• _Records for processing_:
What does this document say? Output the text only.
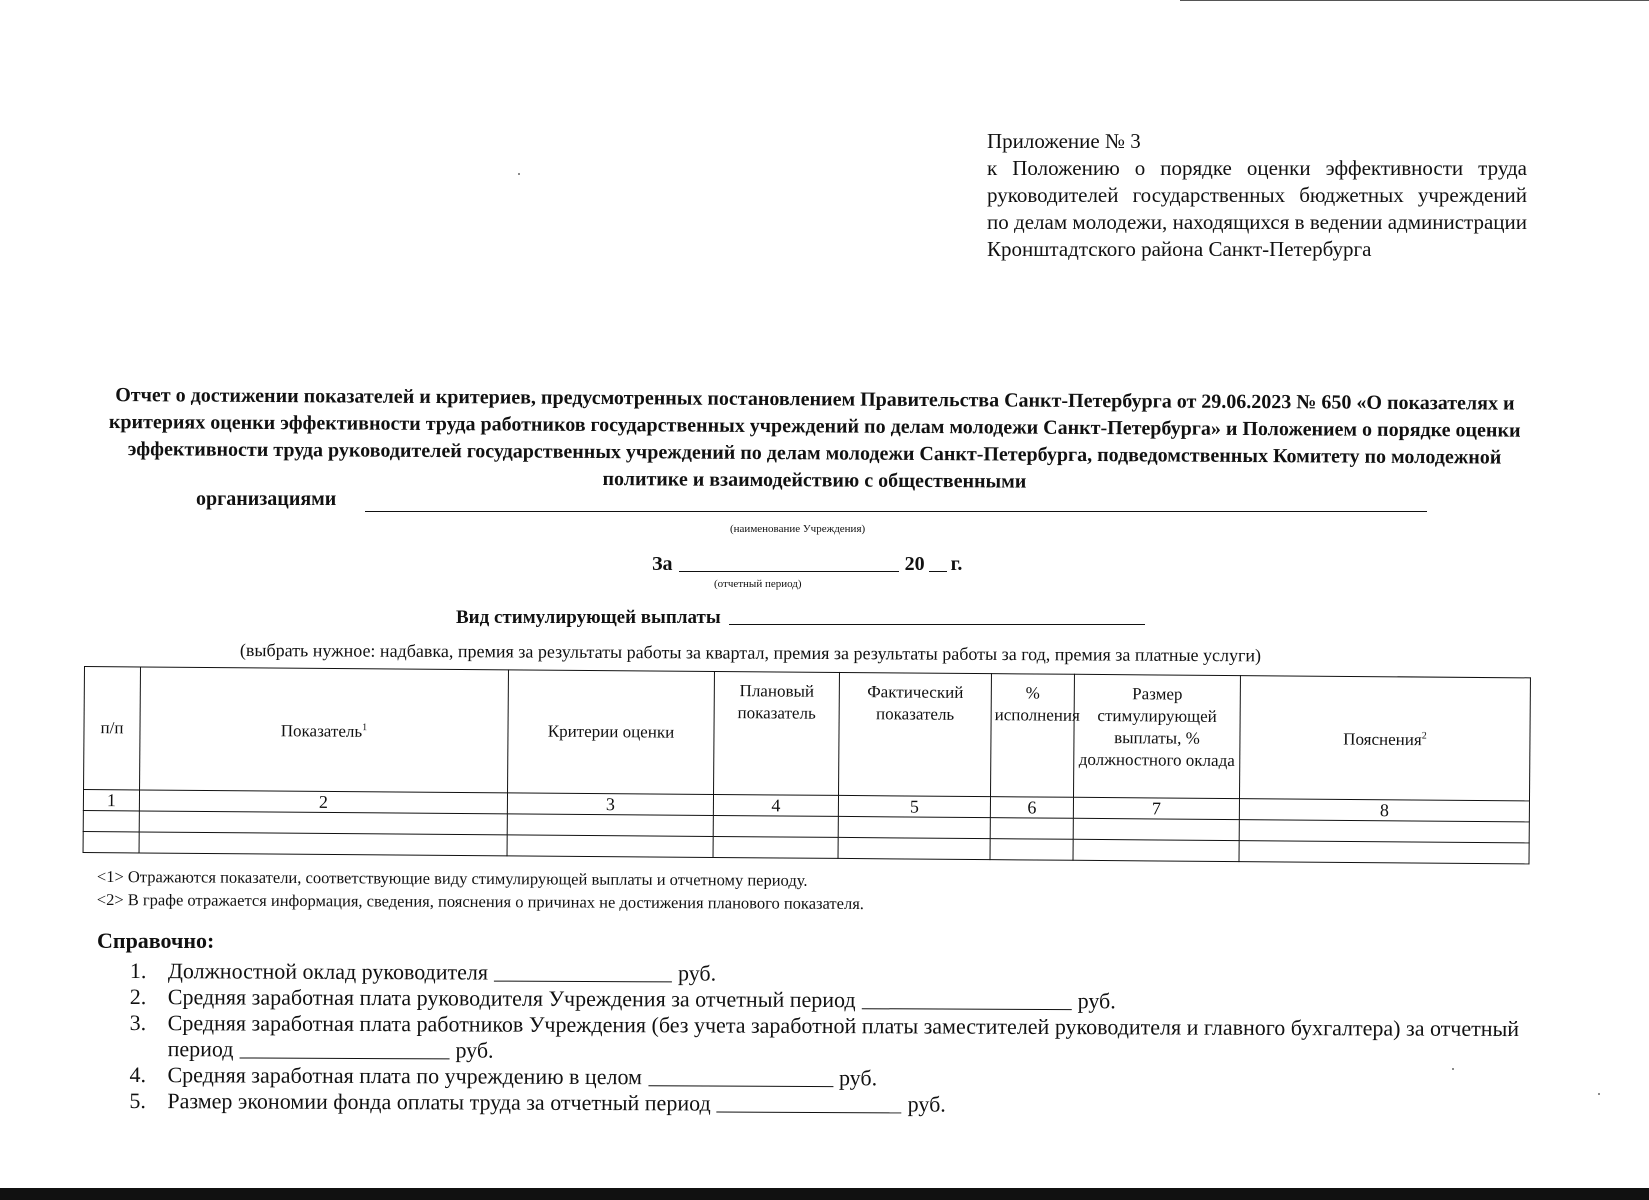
Приложение № 3
к Положению о порядке оценки эффективности труда руководителей государственных бюджетных учреждений по делам молодежи, находящихся в ведении администрации Кронштадтского района Санкт-Петербурга
Отчет о достижении показателей и критериев, предусмотренных постановлением Правительства Санкт-Петербурга от 29.06.2023 № 650 «О показателях и критериях оценки эффективности труда работников государственных учреждений по делам молодежи Санкт-Петербурга» и Положением о порядке оценки эффективности труда руководителей государственных учреждений по делам молодежи Санкт-Петербурга, подведомственных Комитету по молодежной политике и взаимодействию с общественными
организациями
(наименование Учреждения)
За	20 г.
(отчетный период)
Вид стимулирующей выплаты
(выбрать нужное: надбавка, премия за результаты работы за квартал, премия за результаты работы за год, премия за платные услуги)
п/п	Показатель$^1$	Критерии оценки	Плановый показатель	Фактический показатель	% исполнения	Размер стимулирующей выплаты, % должностного оклада	Пояснения$^2$
1	2	3	4	5	6	7	8

<1> Отражаются показатели, соответствующие виду стимулирующей выплаты и отчетному периоду.
<2> В графе отражается информация, сведения, пояснения о причинах не достижения планового показателя.
Справочно:
1. Должностной оклад руководителя	руб.
2. Средняя заработная плата руководителя Учреждения за отчетный период	руб.
3. Средняя заработная плата работников Учреждения (без учета заработной платы заместителей руководителя и главного бухгалтера) за отчетный период	руб.
4. Средняя заработная плата по учреждению в целом	руб.
5. Размер экономии фонда оплаты труда за отчетный период	руб.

• _What you will do_:
Reproduce the entries above exactly. Do not include the images.

• _Solved exercise_:
What does this document say? Output the text only.
Приложение № 3
к Положению о порядке оценки эффективности труда руководителей государственных бюджетных учреждений по делам молодежи, находящихся в ведении администрации Кронштадтского района Санкт-Петербурга
Отчет о достижении показателей и критериев, предусмотренных постановлением Правительства Санкт-Петербурга от 29.06.2023 № 650 «О показателях и критериях оценки эффективности труда работников государственных учреждений по делам молодежи Санкт-Петербурга» и Положением о порядке оценки эффективности труда руководителей государственных учреждений по делам молодежи Санкт-Петербурга, подведомственных Комитету по молодежной политике и взаимодействию с общественными
организациями
(наименование Учреждения)
За	20 г.
(отчетный период)
Вид стимулирующей выплаты
(выбрать нужное: надбавка, премия за результаты работы за квартал, премия за результаты работы за год, премия за платные услуги)
п/п	Показатель$^1$	Критерии оценки	Плановый показатель	Фактический показатель	% исполнения	Размер стимулирующей выплаты, % должностного оклада	Пояснения$^2$
1	2	3	4	5	6	7	8

<1> Отражаются показатели, соответствующие виду стимулирующей выплаты и отчетному периоду.
<2> В графе отражается информация, сведения, пояснения о причинах не достижения планового показателя.
Справочно:
1. Должностной оклад руководителя	руб.
2. Средняя заработная плата руководителя Учреждения за отчетный период	руб.
3. Средняя заработная плата работников Учреждения (без учета заработной платы заместителей руководителя и главного бухгалтера) за отчетный период	руб.
4. Средняя заработная плата по учреждению в целом	руб.
5. Размер экономии фонда оплаты труда за отчетный период	руб.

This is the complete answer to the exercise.